Task details: Locate each line of the material that contains "symbol", then return it.
+-------+
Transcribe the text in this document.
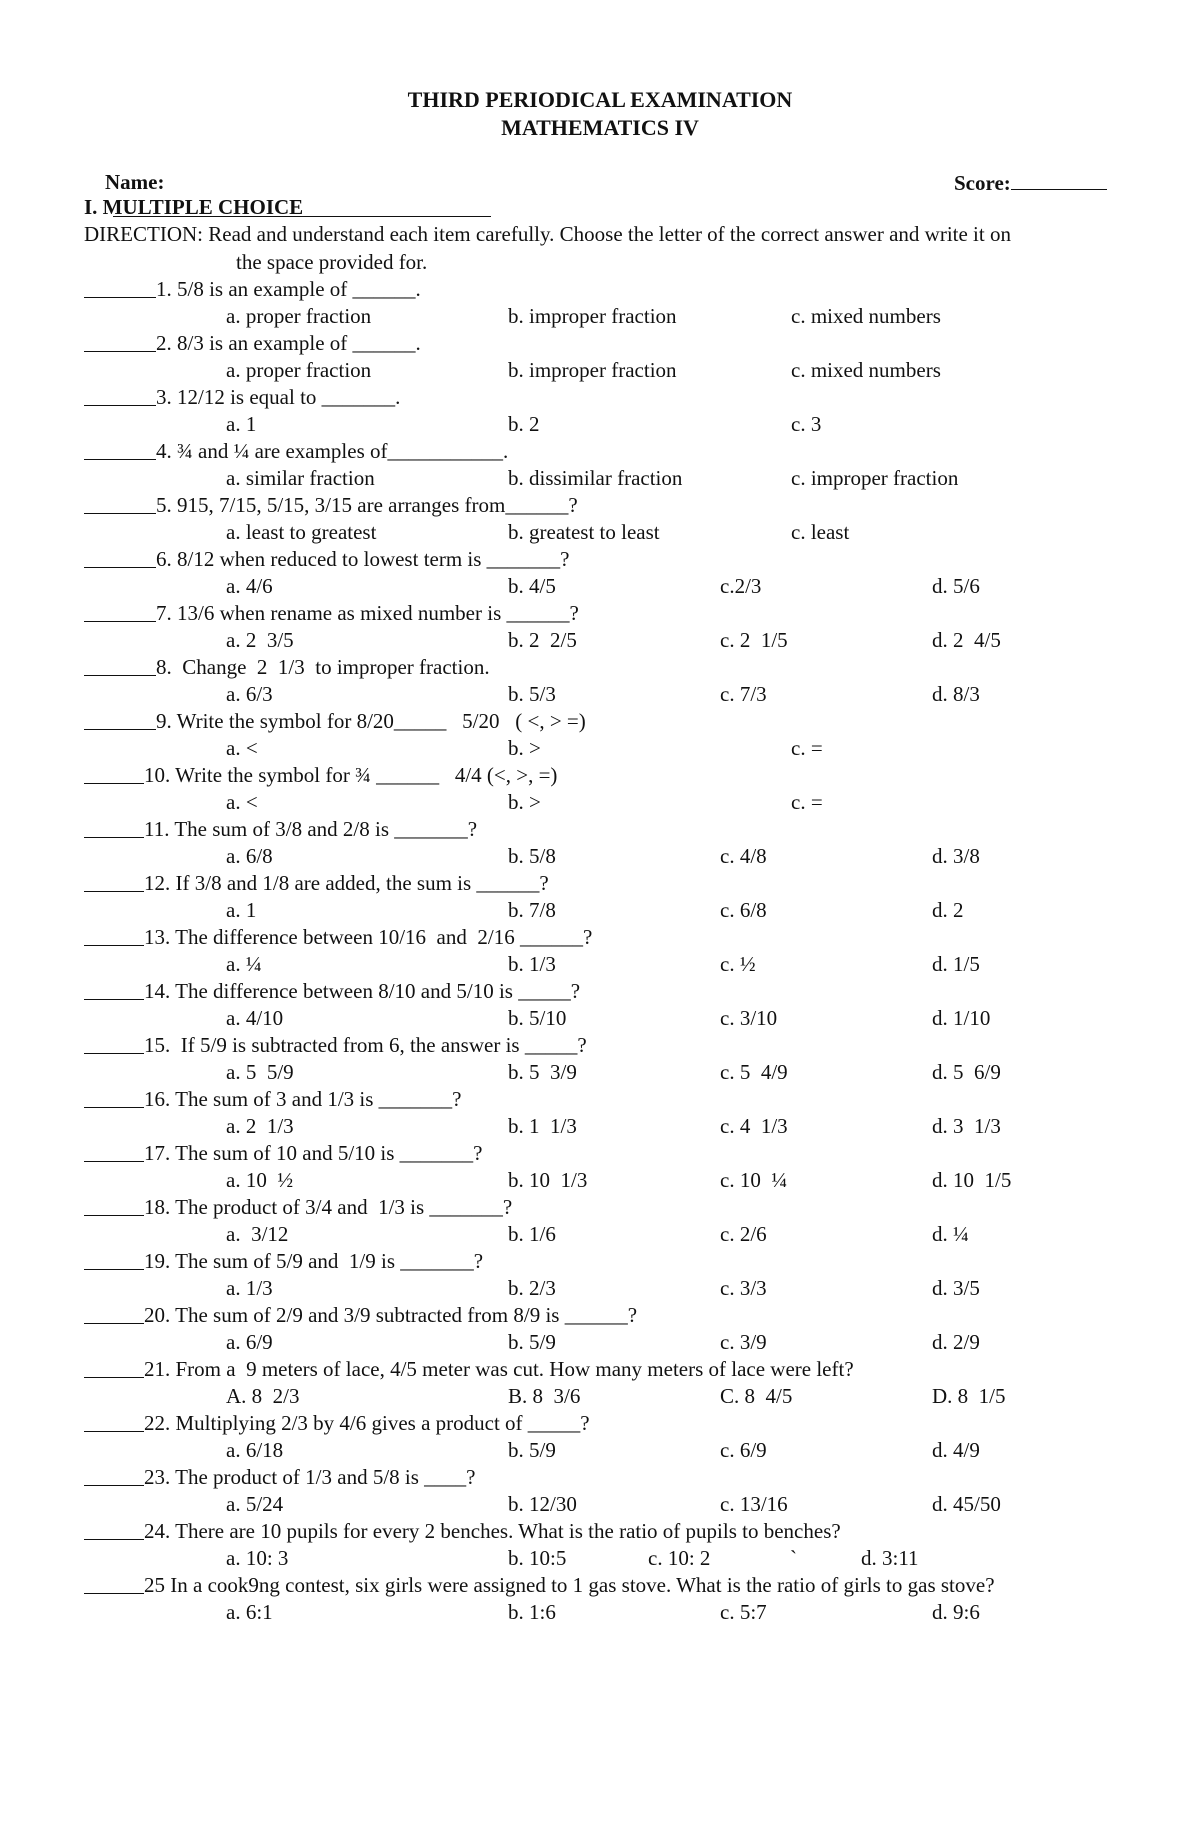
THIRD PERIODICAL EXAMINATION
MATHEMATICS IV

Name:

	Score:

I. MULTIPLE CHOICE
DIRECTION: Read and understand each item carefully. Choose the letter of the correct answer and write it on
the space provided for.
1. 5/8 is an example of ______.
a. proper fraction	b. improper fraction	c. mixed numbers
2. 8/3 is an example of ______.
a. proper fraction	b. improper fraction	c. mixed numbers
3. 12/12 is equal to _______.
a. 1	b. 2	c. 3
4. ¾ and ¼ are examples of___________.
a. similar fraction	b. dissimilar fraction	c. improper fraction
5. 915, 7/15, 5/15, 3/15 are arranges from______?
a. least to greatest	b. greatest to least	c. least
6. 8/12 when reduced to lowest term is _______?
a. 4/6	b. 4/5	c.2/3	d. 5/6
7. 13/6 when rename as mixed number is ______?
a. 2  3/5	b. 2  2/5	c. 2  1/5	d. 2  4/5
8.  Change  2  1/3  to improper fraction.
a. 6/3	b. 5/3	c. 7/3	d. 8/3
9. Write the symbol for 8/20_____   5/20   ( <, > =)
a. <	b. >	c. =
10. Write the symbol for ¾ ______   4/4 (<, >, =)
a. <	b. >	c. =
11. The sum of 3/8 and 2/8 is _______?
a. 6/8	b. 5/8	c. 4/8	d. 3/8
12. If 3/8 and 1/8 are added, the sum is ______?
a. 1	b. 7/8	c. 6/8	d. 2
13. The difference between 10/16  and  2/16 ______?
a. ¼	b. 1/3	c. ½	d. 1/5
14. The difference between 8/10 and 5/10 is _____?
a. 4/10	b. 5/10	c. 3/10	d. 1/10
15.  If 5/9 is subtracted from 6, the answer is _____?
a. 5  5/9	b. 5  3/9	c. 5  4/9	d. 5  6/9
16. The sum of 3 and 1/3 is _______?
a. 2  1/3	b. 1  1/3	c. 4  1/3	d. 3  1/3
17. The sum of 10 and 5/10 is _______?
a. 10  ½	b. 10  1/3	c. 10  ¼	d. 10  1/5
18. The product of 3/4 and  1/3 is _______?
a.  3/12	b. 1/6	c. 2/6	d. ¼
19. The sum of 5/9 and  1/9 is _______?
a. 1/3	b. 2/3	c. 3/3	d. 3/5
20. The sum of 2/9 and 3/9 subtracted from 8/9 is ______?
a. 6/9	b. 5/9	c. 3/9	d. 2/9
21. From a  9 meters of lace, 4/5 meter was cut. How many meters of lace were left?
A. 8  2/3	B. 8  3/6	C. 8  4/5	D. 8  1/5
22. Multiplying 2/3 by 4/6 gives a product of _____?
a. 6/18	b. 5/9	c. 6/9	d. 4/9
23. The product of 1/3 and 5/8 is ____?
a. 5/24	b. 12/30	c. 13/16	d. 45/50
24. There are 10 pupils for every 2 benches. What is the ratio of pupils to benches?
a. 10: 3	b. 10:5	c. 10: 2	`	d. 3:11
25 In a cook9ng contest, six girls were assigned to 1 gas stove. What is the ratio of girls to gas stove?
a. 6:1	b. 1:6	c. 5:7	d. 9:6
+-------+
Task output:
9. Write the symbol for 8/20_____   5/20   ( <, > =)
10. Write the symbol for ¾ ______   4/4 (<, >, =)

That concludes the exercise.